• Stored rows:
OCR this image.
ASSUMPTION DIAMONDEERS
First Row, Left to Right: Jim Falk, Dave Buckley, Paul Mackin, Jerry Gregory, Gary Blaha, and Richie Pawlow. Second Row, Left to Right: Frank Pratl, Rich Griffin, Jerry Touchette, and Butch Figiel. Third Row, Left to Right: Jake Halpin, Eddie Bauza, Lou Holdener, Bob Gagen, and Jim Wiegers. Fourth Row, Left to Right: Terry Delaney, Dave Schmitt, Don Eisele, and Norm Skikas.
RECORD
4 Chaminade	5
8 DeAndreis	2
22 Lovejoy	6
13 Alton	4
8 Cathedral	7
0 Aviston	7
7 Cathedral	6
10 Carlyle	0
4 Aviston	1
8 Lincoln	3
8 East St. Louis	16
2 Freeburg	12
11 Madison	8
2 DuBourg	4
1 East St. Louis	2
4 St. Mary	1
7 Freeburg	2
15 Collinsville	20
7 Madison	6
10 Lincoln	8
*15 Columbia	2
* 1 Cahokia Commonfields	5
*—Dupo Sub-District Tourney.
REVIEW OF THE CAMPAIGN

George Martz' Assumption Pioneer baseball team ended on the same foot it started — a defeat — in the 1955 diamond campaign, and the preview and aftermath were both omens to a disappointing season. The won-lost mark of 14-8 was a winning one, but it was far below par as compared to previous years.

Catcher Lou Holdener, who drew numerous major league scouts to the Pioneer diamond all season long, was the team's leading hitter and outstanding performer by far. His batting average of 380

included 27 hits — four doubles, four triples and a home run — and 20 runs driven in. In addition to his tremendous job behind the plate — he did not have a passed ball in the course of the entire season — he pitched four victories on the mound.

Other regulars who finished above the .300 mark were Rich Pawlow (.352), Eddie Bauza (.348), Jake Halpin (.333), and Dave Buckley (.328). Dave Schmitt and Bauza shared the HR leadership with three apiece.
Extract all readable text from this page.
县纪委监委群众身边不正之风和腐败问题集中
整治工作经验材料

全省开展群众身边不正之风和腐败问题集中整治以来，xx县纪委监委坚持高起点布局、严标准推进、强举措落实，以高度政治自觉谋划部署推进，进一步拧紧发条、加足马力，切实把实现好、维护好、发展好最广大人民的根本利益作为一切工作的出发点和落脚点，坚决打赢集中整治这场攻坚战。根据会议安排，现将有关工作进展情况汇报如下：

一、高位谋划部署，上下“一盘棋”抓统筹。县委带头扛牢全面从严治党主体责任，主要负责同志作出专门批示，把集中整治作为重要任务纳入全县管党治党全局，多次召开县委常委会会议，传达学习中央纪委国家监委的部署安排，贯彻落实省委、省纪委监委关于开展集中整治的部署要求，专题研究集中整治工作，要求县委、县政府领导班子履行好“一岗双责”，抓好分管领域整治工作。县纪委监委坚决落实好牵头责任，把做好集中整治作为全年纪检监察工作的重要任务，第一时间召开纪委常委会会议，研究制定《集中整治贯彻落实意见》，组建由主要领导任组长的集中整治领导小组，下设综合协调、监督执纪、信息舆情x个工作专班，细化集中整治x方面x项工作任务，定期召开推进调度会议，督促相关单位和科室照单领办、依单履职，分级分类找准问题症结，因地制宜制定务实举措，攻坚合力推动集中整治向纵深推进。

• Short exercise:
Pick each line holding the word "Buckley" out of the data and copy it.

• Solution for this problem:
First Row, Left to Right: Jim Falk, Dave Buckley, Paul Mackin, Jerry Gregory, Gary Blaha, and Richie Pawlow. Second Row, Left to Right: Frank Pratl, Rich Griffin, Jerry Touchette, and Butch Figiel. Third Row, Left to Right: Jake Halpin, Eddie Bauza, Lou Holdener, Bob Gagen, and Jim Wiegers. Fourth Row, Left to Right: Terry Delaney, Dave Schmitt, Don Eisele, and Norm Skikas.
Other regulars who finished above the .300 mark were Rich Pawlow (.352), Eddie Bauza (.348), Jake Halpin (.333), and Dave Buckley (.328). Dave Schmitt and Bauza shared the HR leadership with three apiece.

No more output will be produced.